Reproduce every line of the records below word for word, and leave the pictures out of your answer.

— start of Listing —

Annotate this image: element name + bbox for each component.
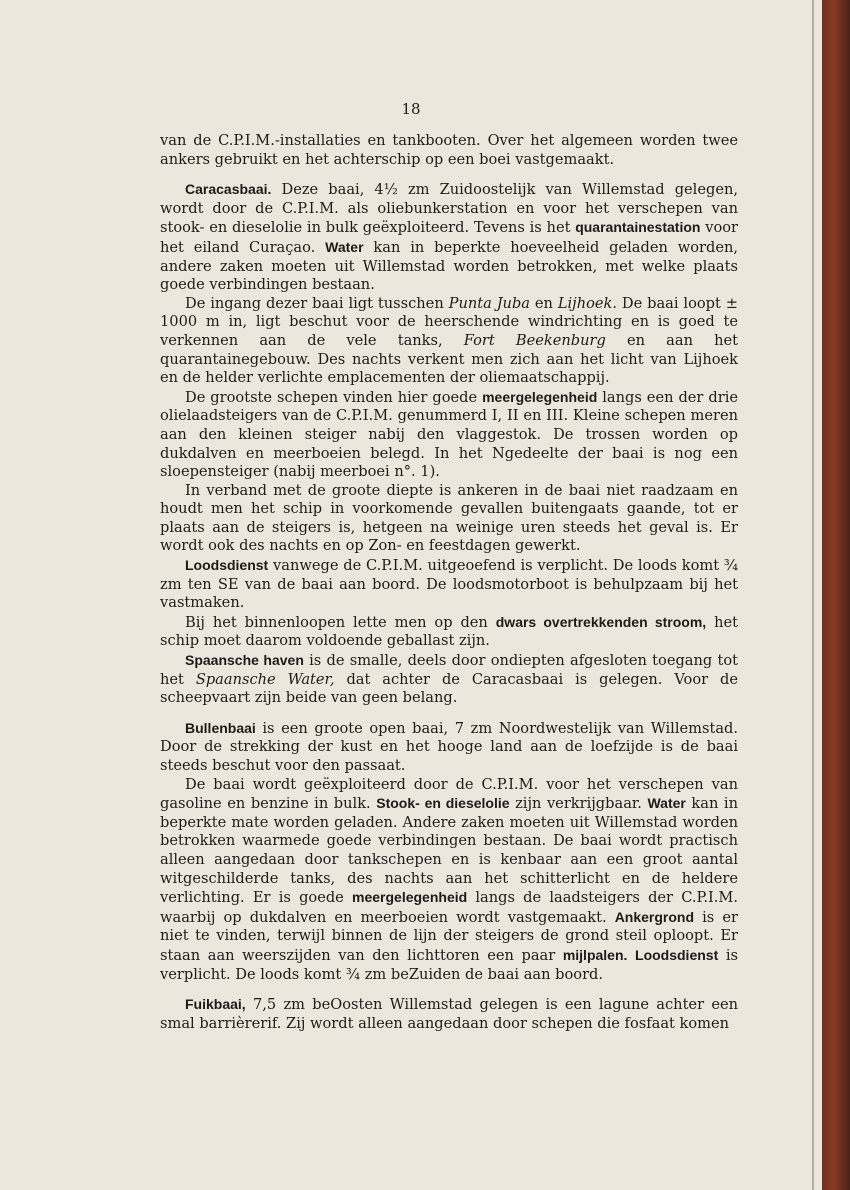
text-run: langs een der drie olielaadsteigers van de C.P.I.M. genummerd I, II en III. Kleine schepen meren aan den kleinen steiger nabij den vlaggestok. De trossen worden op dukdalven en meerboeien belegd. In het Ngedeelte der baai is nog een sloepensteiger (nabij meerboei n°. 1). [160, 388, 738, 481]
text-run: en [530, 294, 558, 312]
bold-term: dwars overtrekkenden stroom, [495, 613, 707, 630]
section-heading-fuikbaai: Fuikbaai, [185, 996, 246, 1013]
bold-term: meergelegenheid [352, 889, 468, 906]
text-run: voor het eiland Curaçao. [160, 219, 738, 256]
text-run: De grootste schepen vinden hier goede [185, 388, 483, 406]
paragraph-intro [160, 132, 738, 169]
bold-term: Stook- en dieselolie [376, 795, 510, 812]
text-run: De baai wordt geëxploiteerd door de C.P.I.M. voor het verschepen van gasoline en benzine in bulk. [160, 775, 738, 813]
bold-term: Water [647, 795, 686, 812]
text-run: zijn verkrijgbaar. [509, 795, 648, 813]
paragraph-loodsdienst [160, 556, 738, 613]
bold-term: Water [325, 238, 364, 255]
paragraph-caracasbaai [160, 180, 738, 295]
paragraph-bullenbaai-exploitatie [160, 776, 738, 985]
paragraph-ingang [160, 295, 738, 388]
text-run: In verband met de groote diepte is ankeren in de baai niet raadzaam en houdt men het schip in voorkomende gevallen buitengaats gaande, tot er plaats aan de steigers is, hetgeen na weinige uren steeds het geval is. Er wordt ook des nachts en op Zon- en feestdagen gewerkt. [160, 481, 738, 555]
text-run: het schip moet daarom voldoende geballast zijn. [160, 613, 738, 650]
text-run: is de smalle, deels door ondiepten afgesloten toegang tot het [160, 652, 738, 688]
text-run: en aan het quarantainegebouw. Des nachts verkent men zich aan het licht van Lijhoek en de helder verlichte emplacementen der oliemaatschappij. [160, 331, 739, 387]
bold-term: quarantainestation [575, 219, 701, 236]
text-run: kan in beperkte mate worden geladen. Andere zaken moeten uit Willemstad worden betrokken waarmede goede verbindingen bestaan. De baai wordt practisch alleen aangedaan door tankschepen en is kenbaar aan een groot aantal witgeschilderde tanks, des nachts aan het schitterlicht en de heldere verlichting. Er is goede [160, 795, 738, 907]
italic-place: Punta Juba [448, 294, 530, 312]
bold-term: meergelegenheid [482, 388, 598, 405]
text-run: De ingang dezer baai ligt tusschen [185, 294, 449, 312]
page-number: 18 [401, 100, 421, 118]
page-fold-line [812, 0, 814, 1190]
paragraph-fuikbaai [160, 995, 738, 1033]
text-run: is een groote open baai, 7 zm Noordwestelijk van Willemstad. Door de strekking der kust en het hooge land aan de loefzijde is de baai steeds beschut voor den passaat. [160, 719, 738, 774]
bold-term: Ankergrond [614, 908, 695, 925]
text-run: is er niet te vinden, terwijl binnen de lijn der steigers de grond steil oploopt. Er staan aan weerszijden van den lichttoren een paar [160, 908, 738, 964]
book-cover-edge [822, 0, 850, 1190]
text-run: van de C.P.I.M.-installaties en tankbooten. Over het algemeen worden twee ankers gebruikt en het achterschip op een boei vastgemaakt. [160, 132, 738, 168]
paragraph-spaansche-haven [160, 651, 738, 708]
text-run: Bij het binnenloopen lette men op den [185, 613, 496, 631]
text-run: De baai loopt ± 1000 m in, ligt beschut voor de heerschende windrichting en is goed te verkennen aan de vele tanks, [160, 294, 738, 349]
body-text [160, 132, 738, 1033]
italic-place: Fort Beekenburg [463, 331, 606, 349]
paragraph-binnenloopen [160, 613, 738, 651]
section-heading-bullenbaai: Bullenbaai [185, 719, 256, 736]
bold-term: Spaansche haven [185, 652, 304, 669]
italic-place: Spaansche Water, [195, 670, 335, 688]
bold-term: Loodsdienst [635, 946, 719, 963]
text-run: kan in beperkte hoeveelheid geladen worden, andere zaken moeten uit Willemstad worden betrokken, met welke plaats goede verbindingen bestaan. [160, 238, 738, 294]
text-run: langs de laadsteigers der C.P.I.M. waarbij op dukdalven en meerboeien wordt vastgemaakt. [160, 889, 738, 926]
section-heading-caracasbaai: Caracasbaai. [185, 181, 272, 198]
paragraph-bullenbaai [160, 719, 738, 776]
paragraph-ankeren [160, 482, 738, 556]
text-run: dat achter de Caracasbaai is gelegen. Voor de scheepvaart zijn beide van geen belang. [160, 670, 739, 707]
text-run: is verplicht. De loods komt ¾ zm beZuiden de baai aan boord. [160, 946, 739, 983]
bold-term: mijlpalen. [562, 946, 628, 963]
text-run: Deze baai, 4½ zm Zuidoostelijk van Willemstad gelegen, wordt door de C.P.I.M. als oliebunkerstation en voor het verschepen van stook- en dieselolie in bulk geëxploiteerd. Tevens is het [160, 181, 738, 237]
text-run [627, 947, 635, 964]
text-run: vanwege de C.P.I.M. uitgeoefend is verplicht. De loods komt ¾ zm ten SE van de baai aan boord. De loodsmotorboot is behulpzaam bij het vastmaken. [160, 557, 738, 612]
bold-term: Loodsdienst [185, 557, 269, 574]
paragraph-schepen [160, 388, 738, 482]
text-run: 7,5 zm beOosten Willemstad gelegen is een lagune achter een smal barrièrerif. Zij wordt alleen aangedaan door schepen die fosfaat komen [160, 996, 738, 1032]
italic-place: Lijhoek. [557, 294, 618, 312]
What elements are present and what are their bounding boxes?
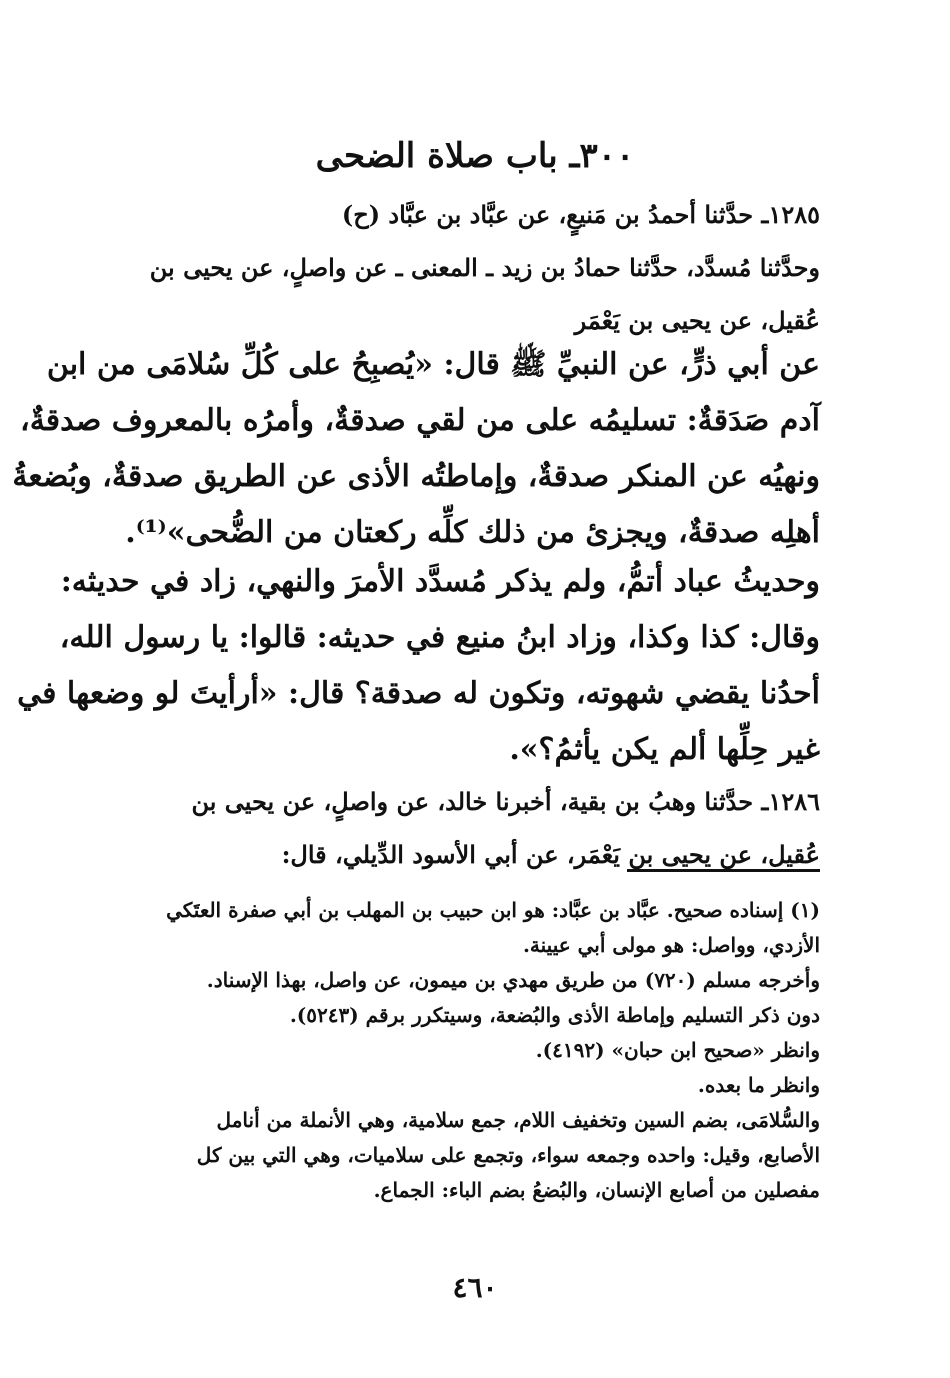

— end of Listing —

Reply:
Annotate this image: element name + bbox for each component.
text-run: langs een der drie olielaadsteigers van de C.P.I.M. genummerd I, II en III. Kleine schepen meren aan den kleinen steiger nabij den vlaggestok. De trossen worden op dukdalven en meerboeien belegd. In het Ngedeelte der baai is nog een sloepensteiger (nabij meerboei n°. 1). [160, 388, 738, 481]
text-run: en [530, 294, 558, 312]
bold-term: dwars overtrekkenden stroom, [495, 613, 707, 630]
section-heading-fuikbaai: Fuikbaai, [185, 996, 246, 1013]
bold-term: meergelegenheid [352, 889, 468, 906]
text-run: voor het eiland Curaçao. [160, 219, 738, 256]
text-run: De grootste schepen vinden hier goede [185, 388, 483, 406]
paragraph-intro [160, 132, 738, 169]
bold-term: Stook- en dieselolie [376, 795, 510, 812]
text-run: De baai wordt geëxploiteerd door de C.P.I.M. voor het verschepen van gasoline en benzine in bulk. [160, 775, 738, 813]
bold-term: Water [647, 795, 686, 812]
text-run: zijn verkrijgbaar. [509, 795, 648, 813]
paragraph-loodsdienst [160, 556, 738, 613]
bold-term: Water [325, 238, 364, 255]
paragraph-caracasbaai [160, 180, 738, 295]
paragraph-bullenbaai-exploitatie [160, 776, 738, 985]
paragraph-ingang [160, 295, 738, 388]
text-run: In verband met de groote diepte is ankeren in de baai niet raadzaam en houdt men het schip in voorkomende gevallen buitengaats gaande, tot er plaats aan de steigers is, hetgeen na weinige uren steeds het geval is. Er wordt ook des nachts en op Zon- en feestdagen gewerkt. [160, 481, 738, 555]
text-run: het schip moet daarom voldoende geballast zijn. [160, 613, 738, 650]
text-run: is de smalle, deels door ondiepten afgesloten toegang tot het [160, 652, 738, 688]
text-run: en aan het quarantainegebouw. Des nachts verkent men zich aan het licht van Lijhoek en de helder verlichte emplacementen der oliemaatschappij. [160, 331, 739, 387]
bold-term: quarantainestation [575, 219, 701, 236]
text-run: kan in beperkte mate worden geladen. Andere zaken moeten uit Willemstad worden betrokken waarmede goede verbindingen bestaan. De baai wordt practisch alleen aangedaan door tankschepen en is kenbaar aan een groot aantal witgeschilderde tanks, des nachts aan het schitterlicht en de heldere verlichting. Er is goede [160, 795, 738, 907]
italic-place: Punta Juba [448, 294, 530, 312]
bold-term: meergelegenheid [482, 388, 598, 405]
text-run: De ingang dezer baai ligt tusschen [185, 294, 449, 312]
page-number: 18 [401, 100, 421, 118]
page-fold-line [812, 0, 814, 1190]
paragraph-fuikbaai [160, 995, 738, 1033]
text-run: is een groote open baai, 7 zm Noordwestelijk van Willemstad. Door de strekking der kust en het hooge land aan de loefzijde is de baai steeds beschut voor den passaat. [160, 719, 738, 774]
bold-term: Ankergrond [614, 908, 695, 925]
text-run: is er niet te vinden, terwijl binnen de lijn der steigers de grond steil oploopt. Er staan aan weerszijden van den lichttoren een paar [160, 908, 738, 964]
book-cover-edge [822, 0, 850, 1190]
text-run: van de C.P.I.M.-installaties en tankbooten. Over het algemeen worden twee ankers gebruikt en het achterschip op een boei vastgemaakt. [160, 132, 738, 168]
paragraph-spaansche-haven [160, 651, 738, 708]
text-run: Bij het binnenloopen lette men op den [185, 613, 496, 631]
text-run: De baai loopt ± 1000 m in, ligt beschut voor de heerschende windrichting en is goed te verkennen aan de vele tanks, [160, 294, 738, 349]
body-text [160, 132, 738, 1033]
italic-place: Fort Beekenburg [463, 331, 606, 349]
paragraph-binnenloopen [160, 613, 738, 651]
section-heading-bullenbaai: Bullenbaai [185, 719, 256, 736]
bold-term: Spaansche haven [185, 652, 304, 669]
italic-place: Spaansche Water, [195, 670, 335, 688]
bold-term: Loodsdienst [635, 946, 719, 963]
text-run: kan in beperkte hoeveelheid geladen worden, andere zaken moeten uit Willemstad worden betrokken, met welke plaats goede verbindingen bestaan. [160, 238, 738, 294]
text-run: langs de laadsteigers der C.P.I.M. waarbij op dukdalven en meerboeien wordt vastgemaakt. [160, 889, 738, 926]
section-heading-caracasbaai: Caracasbaai. [185, 181, 272, 198]
paragraph-bullenbaai [160, 719, 738, 776]
paragraph-ankeren [160, 482, 738, 556]
text-run: dat achter de Caracasbaai is gelegen. Voor de scheepvaart zijn beide van geen belang. [160, 670, 739, 707]
text-run: is verplicht. De loods komt ¾ zm beZuiden de baai aan boord. [160, 946, 739, 983]
bold-term: mijlpalen. [562, 946, 628, 963]
text-run: Deze baai, 4½ zm Zuidoostelijk van Willemstad gelegen, wordt door de C.P.I.M. als oliebunkerstation en voor het verschepen van stook- en dieselolie in bulk geëxploiteerd. Tevens is het [160, 181, 738, 237]
text-run [627, 947, 635, 964]
text-run: vanwege de C.P.I.M. uitgeoefend is verplicht. De loods komt ¾ zm ten SE van de baai aan boord. De loodsmotorboot is behulpzaam bij het vastmaken. [160, 557, 738, 612]
bold-term: Loodsdienst [185, 557, 269, 574]
paragraph-schepen [160, 388, 738, 482]
text-run: 7,5 zm beOosten Willemstad gelegen is een lagune achter een smal barrièrerif. Zij wordt alleen aangedaan door schepen die fosfaat komen [160, 996, 738, 1032]
italic-place: Lijhoek. [557, 294, 618, 312]
What elements are present and what are their bounding boxes?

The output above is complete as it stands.